#### Instructions to follow:
Check every line of the entries for "arrow", and copy the lines that hold it.

----

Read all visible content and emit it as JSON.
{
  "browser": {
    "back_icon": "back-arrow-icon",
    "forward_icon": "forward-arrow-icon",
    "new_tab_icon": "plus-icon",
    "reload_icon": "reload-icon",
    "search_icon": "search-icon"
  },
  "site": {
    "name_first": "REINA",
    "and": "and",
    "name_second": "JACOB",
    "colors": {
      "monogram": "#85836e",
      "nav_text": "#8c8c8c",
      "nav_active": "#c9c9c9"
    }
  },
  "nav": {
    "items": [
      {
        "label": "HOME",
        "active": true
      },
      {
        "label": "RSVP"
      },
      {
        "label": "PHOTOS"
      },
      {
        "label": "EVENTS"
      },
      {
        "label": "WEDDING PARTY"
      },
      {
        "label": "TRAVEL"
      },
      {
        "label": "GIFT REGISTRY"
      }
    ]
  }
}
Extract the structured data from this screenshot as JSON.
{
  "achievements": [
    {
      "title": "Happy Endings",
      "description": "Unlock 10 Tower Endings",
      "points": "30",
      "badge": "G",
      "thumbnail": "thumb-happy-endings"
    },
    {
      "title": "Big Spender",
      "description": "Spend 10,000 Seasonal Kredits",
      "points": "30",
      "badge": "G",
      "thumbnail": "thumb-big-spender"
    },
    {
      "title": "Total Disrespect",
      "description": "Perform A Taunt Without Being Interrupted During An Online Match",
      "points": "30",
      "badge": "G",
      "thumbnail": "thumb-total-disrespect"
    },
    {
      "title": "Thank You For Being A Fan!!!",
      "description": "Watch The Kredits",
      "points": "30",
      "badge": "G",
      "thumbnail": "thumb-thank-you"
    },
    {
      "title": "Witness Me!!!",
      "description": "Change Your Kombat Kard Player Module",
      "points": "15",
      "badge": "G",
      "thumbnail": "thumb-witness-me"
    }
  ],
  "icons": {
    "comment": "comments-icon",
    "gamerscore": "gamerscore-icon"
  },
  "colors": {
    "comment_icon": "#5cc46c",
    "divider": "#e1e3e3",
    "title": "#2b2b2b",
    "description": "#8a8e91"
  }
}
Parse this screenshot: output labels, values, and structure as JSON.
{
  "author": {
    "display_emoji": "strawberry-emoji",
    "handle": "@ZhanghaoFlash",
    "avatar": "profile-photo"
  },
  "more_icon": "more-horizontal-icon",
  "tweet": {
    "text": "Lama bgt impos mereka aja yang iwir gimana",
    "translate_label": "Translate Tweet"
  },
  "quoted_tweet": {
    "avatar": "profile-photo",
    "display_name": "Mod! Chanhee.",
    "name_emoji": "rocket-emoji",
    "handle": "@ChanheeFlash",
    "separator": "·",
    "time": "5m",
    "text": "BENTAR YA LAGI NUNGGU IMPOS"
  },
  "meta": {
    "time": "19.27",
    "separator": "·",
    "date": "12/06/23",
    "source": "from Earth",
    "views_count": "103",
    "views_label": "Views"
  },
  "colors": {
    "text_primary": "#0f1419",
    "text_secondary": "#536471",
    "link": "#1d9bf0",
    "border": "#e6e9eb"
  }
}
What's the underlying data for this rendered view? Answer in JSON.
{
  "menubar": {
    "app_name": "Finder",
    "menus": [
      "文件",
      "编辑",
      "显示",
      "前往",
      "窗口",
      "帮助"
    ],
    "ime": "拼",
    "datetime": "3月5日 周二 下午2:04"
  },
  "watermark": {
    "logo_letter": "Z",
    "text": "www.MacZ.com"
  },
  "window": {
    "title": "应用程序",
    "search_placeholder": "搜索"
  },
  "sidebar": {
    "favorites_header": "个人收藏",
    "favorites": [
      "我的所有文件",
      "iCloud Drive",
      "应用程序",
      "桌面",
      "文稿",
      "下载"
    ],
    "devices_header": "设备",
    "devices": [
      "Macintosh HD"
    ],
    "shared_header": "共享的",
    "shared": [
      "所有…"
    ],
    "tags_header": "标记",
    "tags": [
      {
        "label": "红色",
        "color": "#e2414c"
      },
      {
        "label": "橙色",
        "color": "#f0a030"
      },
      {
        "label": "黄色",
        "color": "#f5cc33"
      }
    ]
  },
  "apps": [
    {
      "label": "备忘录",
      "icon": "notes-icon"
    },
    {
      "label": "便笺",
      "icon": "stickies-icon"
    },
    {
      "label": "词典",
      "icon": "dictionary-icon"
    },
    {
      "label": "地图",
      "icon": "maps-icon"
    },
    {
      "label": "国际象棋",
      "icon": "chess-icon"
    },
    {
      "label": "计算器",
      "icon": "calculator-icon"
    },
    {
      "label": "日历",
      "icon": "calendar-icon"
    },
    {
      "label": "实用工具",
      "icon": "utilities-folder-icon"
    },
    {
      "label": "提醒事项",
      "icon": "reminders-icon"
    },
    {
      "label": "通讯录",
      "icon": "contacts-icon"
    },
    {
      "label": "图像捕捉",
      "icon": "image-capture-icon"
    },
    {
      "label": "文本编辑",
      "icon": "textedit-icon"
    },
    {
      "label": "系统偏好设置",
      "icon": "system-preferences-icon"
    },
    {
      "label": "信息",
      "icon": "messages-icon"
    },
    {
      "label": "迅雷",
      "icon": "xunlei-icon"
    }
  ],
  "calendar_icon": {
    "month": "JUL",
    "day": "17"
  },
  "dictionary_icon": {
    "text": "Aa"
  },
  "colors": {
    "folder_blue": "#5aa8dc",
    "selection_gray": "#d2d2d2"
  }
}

----

#### The output:
    "back_icon": "back-arrow-icon",
    "forward_icon": "forward-arrow-icon",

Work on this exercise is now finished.